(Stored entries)
--- Start ---
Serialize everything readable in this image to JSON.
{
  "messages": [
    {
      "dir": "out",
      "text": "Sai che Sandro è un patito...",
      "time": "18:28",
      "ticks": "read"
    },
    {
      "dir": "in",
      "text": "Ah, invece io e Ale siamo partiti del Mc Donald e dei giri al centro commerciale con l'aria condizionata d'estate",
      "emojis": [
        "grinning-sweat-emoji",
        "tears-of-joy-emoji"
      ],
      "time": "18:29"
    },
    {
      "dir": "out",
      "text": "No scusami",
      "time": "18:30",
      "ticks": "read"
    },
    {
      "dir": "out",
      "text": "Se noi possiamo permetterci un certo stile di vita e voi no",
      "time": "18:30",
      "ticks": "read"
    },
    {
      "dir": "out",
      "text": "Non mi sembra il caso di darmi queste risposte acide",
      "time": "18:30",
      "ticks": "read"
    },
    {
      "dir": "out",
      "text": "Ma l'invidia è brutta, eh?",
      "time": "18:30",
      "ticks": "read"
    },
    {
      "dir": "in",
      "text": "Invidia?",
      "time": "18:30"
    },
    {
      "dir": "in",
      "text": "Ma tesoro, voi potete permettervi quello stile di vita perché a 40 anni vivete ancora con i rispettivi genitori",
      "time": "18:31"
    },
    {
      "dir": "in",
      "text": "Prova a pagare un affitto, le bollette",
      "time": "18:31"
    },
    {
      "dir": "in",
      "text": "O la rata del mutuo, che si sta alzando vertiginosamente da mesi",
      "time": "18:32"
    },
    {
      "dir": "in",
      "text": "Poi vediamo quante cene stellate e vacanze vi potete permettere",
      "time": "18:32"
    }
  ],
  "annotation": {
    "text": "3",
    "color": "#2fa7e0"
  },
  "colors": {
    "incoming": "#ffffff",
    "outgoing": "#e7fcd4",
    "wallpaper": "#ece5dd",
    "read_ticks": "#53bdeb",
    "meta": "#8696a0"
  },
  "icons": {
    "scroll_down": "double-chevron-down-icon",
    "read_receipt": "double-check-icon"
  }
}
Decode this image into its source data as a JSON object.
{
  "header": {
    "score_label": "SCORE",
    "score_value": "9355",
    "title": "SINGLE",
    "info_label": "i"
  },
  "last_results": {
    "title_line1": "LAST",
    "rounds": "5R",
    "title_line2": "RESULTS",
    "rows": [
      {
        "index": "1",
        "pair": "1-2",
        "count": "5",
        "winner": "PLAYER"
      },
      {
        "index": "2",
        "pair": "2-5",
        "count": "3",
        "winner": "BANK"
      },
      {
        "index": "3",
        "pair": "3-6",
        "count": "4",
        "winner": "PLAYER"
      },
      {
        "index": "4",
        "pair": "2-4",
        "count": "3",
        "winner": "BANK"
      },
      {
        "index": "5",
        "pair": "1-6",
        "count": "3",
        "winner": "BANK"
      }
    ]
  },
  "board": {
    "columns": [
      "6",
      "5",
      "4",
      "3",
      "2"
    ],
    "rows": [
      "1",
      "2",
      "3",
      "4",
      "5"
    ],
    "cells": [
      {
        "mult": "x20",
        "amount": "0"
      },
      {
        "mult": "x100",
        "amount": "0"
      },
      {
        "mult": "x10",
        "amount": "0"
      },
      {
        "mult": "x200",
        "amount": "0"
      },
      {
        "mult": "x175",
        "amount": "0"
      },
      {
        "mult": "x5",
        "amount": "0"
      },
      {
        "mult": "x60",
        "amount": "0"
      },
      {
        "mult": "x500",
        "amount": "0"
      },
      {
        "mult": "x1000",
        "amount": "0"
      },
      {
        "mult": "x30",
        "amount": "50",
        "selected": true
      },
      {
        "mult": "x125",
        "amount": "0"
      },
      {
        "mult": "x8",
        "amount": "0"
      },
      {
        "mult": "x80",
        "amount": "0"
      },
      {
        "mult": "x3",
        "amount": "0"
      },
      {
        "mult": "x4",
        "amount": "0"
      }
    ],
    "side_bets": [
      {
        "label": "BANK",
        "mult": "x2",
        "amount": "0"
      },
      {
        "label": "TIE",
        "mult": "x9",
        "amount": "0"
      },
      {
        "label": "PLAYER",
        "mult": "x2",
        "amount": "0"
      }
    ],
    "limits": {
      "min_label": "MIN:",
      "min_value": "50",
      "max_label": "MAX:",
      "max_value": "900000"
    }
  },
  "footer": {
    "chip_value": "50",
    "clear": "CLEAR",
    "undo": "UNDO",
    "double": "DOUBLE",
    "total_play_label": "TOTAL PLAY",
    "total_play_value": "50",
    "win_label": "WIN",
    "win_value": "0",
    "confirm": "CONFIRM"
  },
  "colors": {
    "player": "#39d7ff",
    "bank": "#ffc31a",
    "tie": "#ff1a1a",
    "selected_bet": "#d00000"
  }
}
--- End ---
__What the task asks__.
Nothing should be changed: write out all of the data as is.

__Worked answer__.
Serialize everything readable in this image to JSON.
{
  "messages": [
    {
      "dir": "out",
      "text": "Sai che Sandro è un patito...",
      "time": "18:28",
      "ticks": "read"
    },
    {
      "dir": "in",
      "text": "Ah, invece io e Ale siamo partiti del Mc Donald e dei giri al centro commerciale con l'aria condizionata d'estate",
      "emojis": [
        "grinning-sweat-emoji",
        "tears-of-joy-emoji"
      ],
      "time": "18:29"
    },
    {
      "dir": "out",
      "text": "No scusami",
      "time": "18:30",
      "ticks": "read"
    },
    {
      "dir": "out",
      "text": "Se noi possiamo permetterci un certo stile di vita e voi no",
      "time": "18:30",
      "ticks": "read"
    },
    {
      "dir": "out",
      "text": "Non mi sembra il caso di darmi queste risposte acide",
      "time": "18:30",
      "ticks": "read"
    },
    {
      "dir": "out",
      "text": "Ma l'invidia è brutta, eh?",
      "time": "18:30",
      "ticks": "read"
    },
    {
      "dir": "in",
      "text": "Invidia?",
      "time": "18:30"
    },
    {
      "dir": "in",
      "text": "Ma tesoro, voi potete permettervi quello stile di vita perché a 40 anni vivete ancora con i rispettivi genitori",
      "time": "18:31"
    },
    {
      "dir": "in",
      "text": "Prova a pagare un affitto, le bollette",
      "time": "18:31"
    },
    {
      "dir": "in",
      "text": "O la rata del mutuo, che si sta alzando vertiginosamente da mesi",
      "time": "18:32"
    },
    {
      "dir": "in",
      "text": "Poi vediamo quante cene stellate e vacanze vi potete permettere",
      "time": "18:32"
    }
  ],
  "annotation": {
    "text": "3",
    "color": "#2fa7e0"
  },
  "colors": {
    "incoming": "#ffffff",
    "outgoing": "#e7fcd4",
    "wallpaper": "#ece5dd",
    "read_ticks": "#53bdeb",
    "meta": "#8696a0"
  },
  "icons": {
    "scroll_down": "double-chevron-down-icon",
    "read_receipt": "double-check-icon"
  }
}
Decode this image into its source data as a JSON object.
{
  "header": {
    "score_label": "SCORE",
    "score_value": "9355",
    "title": "SINGLE",
    "info_label": "i"
  },
  "last_results": {
    "title_line1": "LAST",
    "rounds": "5R",
    "title_line2": "RESULTS",
    "rows": [
      {
        "index": "1",
        "pair": "1-2",
        "count": "5",
        "winner": "PLAYER"
      },
      {
        "index": "2",
        "pair": "2-5",
        "count": "3",
        "winner": "BANK"
      },
      {
        "index": "3",
        "pair": "3-6",
        "count": "4",
        "winner": "PLAYER"
      },
      {
        "index": "4",
        "pair": "2-4",
        "count": "3",
        "winner": "BANK"
      },
      {
        "index": "5",
        "pair": "1-6",
        "count": "3",
        "winner": "BANK"
      }
    ]
  },
  "board": {
    "columns": [
      "6",
      "5",
      "4",
      "3",
      "2"
    ],
    "rows": [
      "1",
      "2",
      "3",
      "4",
      "5"
    ],
    "cells": [
      {
        "mult": "x20",
        "amount": "0"
      },
      {
        "mult": "x100",
        "amount": "0"
      },
      {
        "mult": "x10",
        "amount": "0"
      },
      {
        "mult": "x200",
        "amount": "0"
      },
      {
        "mult": "x175",
        "amount": "0"
      },
      {
        "mult": "x5",
        "amount": "0"
      },
      {
        "mult": "x60",
        "amount": "0"
      },
      {
        "mult": "x500",
        "amount": "0"
      },
      {
        "mult": "x1000",
        "amount": "0"
      },
      {
        "mult": "x30",
        "amount": "50",
        "selected": true
      },
      {
        "mult": "x125",
        "amount": "0"
      },
      {
        "mult": "x8",
        "amount": "0"
      },
      {
        "mult": "x80",
        "amount": "0"
      },
      {
        "mult": "x3",
        "amount": "0"
      },
      {
        "mult": "x4",
        "amount": "0"
      }
    ],
    "side_bets": [
      {
        "label": "BANK",
        "mult": "x2",
        "amount": "0"
      },
      {
        "label": "TIE",
        "mult": "x9",
        "amount": "0"
      },
      {
        "label": "PLAYER",
        "mult": "x2",
        "amount": "0"
      }
    ],
    "limits": {
      "min_label": "MIN:",
      "min_value": "50",
      "max_label": "MAX:",
      "max_value": "900000"
    }
  },
  "footer": {
    "chip_value": "50",
    "clear": "CLEAR",
    "undo": "UNDO",
    "double": "DOUBLE",
    "total_play_label": "TOTAL PLAY",
    "total_play_value": "50",
    "win_label": "WIN",
    "win_value": "0",
    "confirm": "CONFIRM"
  },
  "colors": {
    "player": "#39d7ff",
    "bank": "#ffc31a",
    "tie": "#ff1a1a",
    "selected_bet": "#d00000"
  }
}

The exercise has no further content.